Dataset items
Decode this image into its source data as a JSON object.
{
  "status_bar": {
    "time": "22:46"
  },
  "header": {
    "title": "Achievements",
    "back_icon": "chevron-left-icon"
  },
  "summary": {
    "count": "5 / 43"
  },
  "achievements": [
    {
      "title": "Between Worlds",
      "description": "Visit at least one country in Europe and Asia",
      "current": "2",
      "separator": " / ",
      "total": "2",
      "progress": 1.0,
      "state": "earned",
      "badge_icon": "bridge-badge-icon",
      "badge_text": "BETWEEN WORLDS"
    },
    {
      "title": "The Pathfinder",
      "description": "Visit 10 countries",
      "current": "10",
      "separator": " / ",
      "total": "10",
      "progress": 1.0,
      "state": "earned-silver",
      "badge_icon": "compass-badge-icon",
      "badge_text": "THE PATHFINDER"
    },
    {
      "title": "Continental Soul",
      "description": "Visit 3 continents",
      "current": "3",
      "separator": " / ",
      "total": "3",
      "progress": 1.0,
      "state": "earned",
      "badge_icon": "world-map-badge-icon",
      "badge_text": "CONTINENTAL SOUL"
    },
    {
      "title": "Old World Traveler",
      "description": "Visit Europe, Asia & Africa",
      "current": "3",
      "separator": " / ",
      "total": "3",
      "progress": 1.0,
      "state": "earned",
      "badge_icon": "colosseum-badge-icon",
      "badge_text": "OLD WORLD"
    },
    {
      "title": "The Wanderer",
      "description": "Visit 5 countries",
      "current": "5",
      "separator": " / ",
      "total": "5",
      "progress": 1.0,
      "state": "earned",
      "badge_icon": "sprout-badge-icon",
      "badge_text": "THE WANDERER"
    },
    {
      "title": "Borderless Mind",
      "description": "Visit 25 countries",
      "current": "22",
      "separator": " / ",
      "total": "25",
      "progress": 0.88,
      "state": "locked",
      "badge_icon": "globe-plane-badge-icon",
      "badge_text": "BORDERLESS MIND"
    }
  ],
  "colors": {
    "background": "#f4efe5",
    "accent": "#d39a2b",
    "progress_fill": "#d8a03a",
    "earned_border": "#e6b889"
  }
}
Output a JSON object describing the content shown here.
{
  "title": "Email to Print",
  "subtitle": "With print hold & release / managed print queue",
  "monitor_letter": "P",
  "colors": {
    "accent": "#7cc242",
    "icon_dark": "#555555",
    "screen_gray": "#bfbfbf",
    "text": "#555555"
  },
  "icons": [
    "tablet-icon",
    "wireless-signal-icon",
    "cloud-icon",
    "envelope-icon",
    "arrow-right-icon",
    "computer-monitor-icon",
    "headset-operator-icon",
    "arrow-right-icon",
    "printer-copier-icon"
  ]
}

● The request: Restate each record word for word.

● Written reply:
Decode this image into its source data as a JSON object.
{
  "status_bar": {
    "time": "22:46"
  },
  "header": {
    "title": "Achievements",
    "back_icon": "chevron-left-icon"
  },
  "summary": {
    "count": "5 / 43"
  },
  "achievements": [
    {
      "title": "Between Worlds",
      "description": "Visit at least one country in Europe and Asia",
      "current": "2",
      "separator": " / ",
      "total": "2",
      "progress": 1.0,
      "state": "earned",
      "badge_icon": "bridge-badge-icon",
      "badge_text": "BETWEEN WORLDS"
    },
    {
      "title": "The Pathfinder",
      "description": "Visit 10 countries",
      "current": "10",
      "separator": " / ",
      "total": "10",
      "progress": 1.0,
      "state": "earned-silver",
      "badge_icon": "compass-badge-icon",
      "badge_text": "THE PATHFINDER"
    },
    {
      "title": "Continental Soul",
      "description": "Visit 3 continents",
      "current": "3",
      "separator": " / ",
      "total": "3",
      "progress": 1.0,
      "state": "earned",
      "badge_icon": "world-map-badge-icon",
      "badge_text": "CONTINENTAL SOUL"
    },
    {
      "title": "Old World Traveler",
      "description": "Visit Europe, Asia & Africa",
      "current": "3",
      "separator": " / ",
      "total": "3",
      "progress": 1.0,
      "state": "earned",
      "badge_icon": "colosseum-badge-icon",
      "badge_text": "OLD WORLD"
    },
    {
      "title": "The Wanderer",
      "description": "Visit 5 countries",
      "current": "5",
      "separator": " / ",
      "total": "5",
      "progress": 1.0,
      "state": "earned",
      "badge_icon": "sprout-badge-icon",
      "badge_text": "THE WANDERER"
    },
    {
      "title": "Borderless Mind",
      "description": "Visit 25 countries",
      "current": "22",
      "separator": " / ",
      "total": "25",
      "progress": 0.88,
      "state": "locked",
      "badge_icon": "globe-plane-badge-icon",
      "badge_text": "BORDERLESS MIND"
    }
  ],
  "colors": {
    "background": "#f4efe5",
    "accent": "#d39a2b",
    "progress_fill": "#d8a03a",
    "earned_border": "#e6b889"
  }
}
Output a JSON object describing the content shown here.
{
  "title": "Email to Print",
  "subtitle": "With print hold & release / managed print queue",
  "monitor_letter": "P",
  "colors": {
    "accent": "#7cc242",
    "icon_dark": "#555555",
    "screen_gray": "#bfbfbf",
    "text": "#555555"
  },
  "icons": [
    "tablet-icon",
    "wireless-signal-icon",
    "cloud-icon",
    "envelope-icon",
    "arrow-right-icon",
    "computer-monitor-icon",
    "headset-operator-icon",
    "arrow-right-icon",
    "printer-copier-icon"
  ]
}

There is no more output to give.